GIVEN INFORMATION ::
===============

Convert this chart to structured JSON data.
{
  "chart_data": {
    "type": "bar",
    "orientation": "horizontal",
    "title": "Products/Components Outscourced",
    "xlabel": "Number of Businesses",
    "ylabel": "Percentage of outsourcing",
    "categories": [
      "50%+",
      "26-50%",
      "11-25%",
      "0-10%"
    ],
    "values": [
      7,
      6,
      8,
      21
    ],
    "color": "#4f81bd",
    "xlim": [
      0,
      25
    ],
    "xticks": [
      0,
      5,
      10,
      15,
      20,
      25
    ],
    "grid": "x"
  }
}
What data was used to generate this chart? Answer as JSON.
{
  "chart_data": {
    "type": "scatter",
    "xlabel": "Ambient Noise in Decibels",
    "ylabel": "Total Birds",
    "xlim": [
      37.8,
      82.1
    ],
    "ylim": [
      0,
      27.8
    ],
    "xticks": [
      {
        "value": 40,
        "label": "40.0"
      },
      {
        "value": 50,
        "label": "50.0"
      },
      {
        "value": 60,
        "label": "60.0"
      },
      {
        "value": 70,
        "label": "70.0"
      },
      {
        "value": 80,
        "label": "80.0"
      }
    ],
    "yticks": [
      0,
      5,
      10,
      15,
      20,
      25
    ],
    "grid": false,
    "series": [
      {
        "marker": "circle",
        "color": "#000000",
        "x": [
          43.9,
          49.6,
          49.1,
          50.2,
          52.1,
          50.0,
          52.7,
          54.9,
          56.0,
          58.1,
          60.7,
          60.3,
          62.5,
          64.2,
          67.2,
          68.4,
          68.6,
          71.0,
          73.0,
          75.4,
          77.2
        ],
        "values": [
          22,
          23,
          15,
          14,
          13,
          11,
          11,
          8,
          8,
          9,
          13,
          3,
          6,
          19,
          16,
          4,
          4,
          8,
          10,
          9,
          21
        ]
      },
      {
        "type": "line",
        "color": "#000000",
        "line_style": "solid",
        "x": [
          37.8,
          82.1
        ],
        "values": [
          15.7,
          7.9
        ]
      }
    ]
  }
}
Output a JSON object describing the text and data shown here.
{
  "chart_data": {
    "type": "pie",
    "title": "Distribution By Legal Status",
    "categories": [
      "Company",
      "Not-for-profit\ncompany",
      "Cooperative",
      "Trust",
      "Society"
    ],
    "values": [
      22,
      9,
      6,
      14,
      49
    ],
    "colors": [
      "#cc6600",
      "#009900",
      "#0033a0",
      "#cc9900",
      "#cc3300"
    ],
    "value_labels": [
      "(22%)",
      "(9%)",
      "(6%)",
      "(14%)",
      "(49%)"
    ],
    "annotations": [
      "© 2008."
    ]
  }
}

===============

TASK GOAL :: Go through the preceding material and copy each line that has the word "ylabel".

EXPECTED ANSWER ::
    "ylabel": "Percentage of outsourcing",
    "ylabel": "Total Birds",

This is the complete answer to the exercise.